§ What to work on
Retype every entry word for word.

Dataset entries
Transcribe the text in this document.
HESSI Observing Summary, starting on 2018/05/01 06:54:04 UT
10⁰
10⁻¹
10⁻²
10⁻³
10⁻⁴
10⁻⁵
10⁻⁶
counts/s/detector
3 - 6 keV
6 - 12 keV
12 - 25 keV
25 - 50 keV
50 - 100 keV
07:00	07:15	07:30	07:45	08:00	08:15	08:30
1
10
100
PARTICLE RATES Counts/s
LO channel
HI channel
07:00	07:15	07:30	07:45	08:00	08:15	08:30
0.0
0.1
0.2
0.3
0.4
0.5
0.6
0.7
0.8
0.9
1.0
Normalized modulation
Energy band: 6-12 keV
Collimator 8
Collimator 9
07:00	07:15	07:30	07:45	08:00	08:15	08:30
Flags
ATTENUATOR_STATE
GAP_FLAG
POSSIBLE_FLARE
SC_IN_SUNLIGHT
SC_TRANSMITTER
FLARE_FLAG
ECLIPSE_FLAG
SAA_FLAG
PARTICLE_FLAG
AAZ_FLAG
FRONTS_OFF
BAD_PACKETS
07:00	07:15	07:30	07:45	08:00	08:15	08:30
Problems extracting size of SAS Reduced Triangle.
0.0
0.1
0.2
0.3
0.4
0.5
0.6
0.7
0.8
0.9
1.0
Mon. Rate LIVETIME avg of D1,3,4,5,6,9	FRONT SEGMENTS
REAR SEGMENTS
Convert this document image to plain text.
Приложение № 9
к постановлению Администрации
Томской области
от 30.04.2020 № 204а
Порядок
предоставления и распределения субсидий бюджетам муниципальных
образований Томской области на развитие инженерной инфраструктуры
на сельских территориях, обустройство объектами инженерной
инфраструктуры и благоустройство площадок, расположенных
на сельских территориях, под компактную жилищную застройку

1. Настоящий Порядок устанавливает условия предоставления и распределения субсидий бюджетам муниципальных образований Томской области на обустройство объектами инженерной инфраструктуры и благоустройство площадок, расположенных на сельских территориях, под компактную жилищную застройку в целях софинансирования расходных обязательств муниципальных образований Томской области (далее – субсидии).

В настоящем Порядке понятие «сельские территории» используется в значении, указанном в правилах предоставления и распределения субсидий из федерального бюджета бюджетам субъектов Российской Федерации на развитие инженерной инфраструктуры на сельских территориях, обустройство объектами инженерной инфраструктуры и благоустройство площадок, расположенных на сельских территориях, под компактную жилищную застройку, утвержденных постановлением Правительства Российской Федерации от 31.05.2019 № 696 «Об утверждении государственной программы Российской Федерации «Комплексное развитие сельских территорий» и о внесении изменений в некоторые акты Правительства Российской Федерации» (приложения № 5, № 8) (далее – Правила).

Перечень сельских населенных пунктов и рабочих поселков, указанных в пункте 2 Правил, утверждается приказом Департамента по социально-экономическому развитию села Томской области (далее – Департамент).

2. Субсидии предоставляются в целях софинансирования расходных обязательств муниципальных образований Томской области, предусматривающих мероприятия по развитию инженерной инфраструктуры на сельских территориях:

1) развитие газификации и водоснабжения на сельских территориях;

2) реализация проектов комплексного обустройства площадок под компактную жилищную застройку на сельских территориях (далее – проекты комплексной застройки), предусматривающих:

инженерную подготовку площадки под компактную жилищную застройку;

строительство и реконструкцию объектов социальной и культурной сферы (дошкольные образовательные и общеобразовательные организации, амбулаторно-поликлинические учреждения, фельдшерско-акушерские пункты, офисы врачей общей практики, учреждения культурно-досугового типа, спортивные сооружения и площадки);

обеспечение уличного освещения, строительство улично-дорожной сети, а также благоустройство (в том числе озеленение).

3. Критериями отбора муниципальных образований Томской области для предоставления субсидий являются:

§ Reply
Transcribe the text in this document.
HESSI Observing Summary, starting on 2018/05/01 06:54:04 UT
10⁰
10⁻¹
10⁻²
10⁻³
10⁻⁴
10⁻⁵
10⁻⁶
counts/s/detector
3 - 6 keV
6 - 12 keV
12 - 25 keV
25 - 50 keV
50 - 100 keV
07:00	07:15	07:30	07:45	08:00	08:15	08:30
1
10
100
PARTICLE RATES Counts/s
LO channel
HI channel
07:00	07:15	07:30	07:45	08:00	08:15	08:30
0.0
0.1
0.2
0.3
0.4
0.5
0.6
0.7
0.8
0.9
1.0
Normalized modulation
Energy band: 6-12 keV
Collimator 8
Collimator 9
07:00	07:15	07:30	07:45	08:00	08:15	08:30
Flags
ATTENUATOR_STATE
GAP_FLAG
POSSIBLE_FLARE
SC_IN_SUNLIGHT
SC_TRANSMITTER
FLARE_FLAG
ECLIPSE_FLAG
SAA_FLAG
PARTICLE_FLAG
AAZ_FLAG
FRONTS_OFF
BAD_PACKETS
07:00	07:15	07:30	07:45	08:00	08:15	08:30
Problems extracting size of SAS Reduced Triangle.
0.0
0.1
0.2
0.3
0.4
0.5
0.6
0.7
0.8
0.9
1.0
Mon. Rate LIVETIME avg of D1,3,4,5,6,9	FRONT SEGMENTS
REAR SEGMENTS
Convert this document image to plain text.
Приложение № 9
к постановлению Администрации
Томской области
от 30.04.2020 № 204а
Порядок
предоставления и распределения субсидий бюджетам муниципальных
образований Томской области на развитие инженерной инфраструктуры
на сельских территориях, обустройство объектами инженерной
инфраструктуры и благоустройство площадок, расположенных
на сельских территориях, под компактную жилищную застройку

1. Настоящий Порядок устанавливает условия предоставления и распределения субсидий бюджетам муниципальных образований Томской области на обустройство объектами инженерной инфраструктуры и благоустройство площадок, расположенных на сельских территориях, под компактную жилищную застройку в целях софинансирования расходных обязательств муниципальных образований Томской области (далее – субсидии).

В настоящем Порядке понятие «сельские территории» используется в значении, указанном в правилах предоставления и распределения субсидий из федерального бюджета бюджетам субъектов Российской Федерации на развитие инженерной инфраструктуры на сельских территориях, обустройство объектами инженерной инфраструктуры и благоустройство площадок, расположенных на сельских территориях, под компактную жилищную застройку, утвержденных постановлением Правительства Российской Федерации от 31.05.2019 № 696 «Об утверждении государственной программы Российской Федерации «Комплексное развитие сельских территорий» и о внесении изменений в некоторые акты Правительства Российской Федерации» (приложения № 5, № 8) (далее – Правила).

Перечень сельских населенных пунктов и рабочих поселков, указанных в пункте 2 Правил, утверждается приказом Департамента по социально-экономическому развитию села Томской области (далее – Департамент).

2. Субсидии предоставляются в целях софинансирования расходных обязательств муниципальных образований Томской области, предусматривающих мероприятия по развитию инженерной инфраструктуры на сельских территориях:

1) развитие газификации и водоснабжения на сельских территориях;

2) реализация проектов комплексного обустройства площадок под компактную жилищную застройку на сельских территориях (далее – проекты комплексной застройки), предусматривающих:

инженерную подготовку площадки под компактную жилищную застройку;

строительство и реконструкцию объектов социальной и культурной сферы (дошкольные образовательные и общеобразовательные организации, амбулаторно-поликлинические учреждения, фельдшерско-акушерские пункты, офисы врачей общей практики, учреждения культурно-досугового типа, спортивные сооружения и площадки);

обеспечение уличного освещения, строительство улично-дорожной сети, а также благоустройство (в том числе озеленение).

3. Критериями отбора муниципальных образований Томской области для предоставления субсидий являются:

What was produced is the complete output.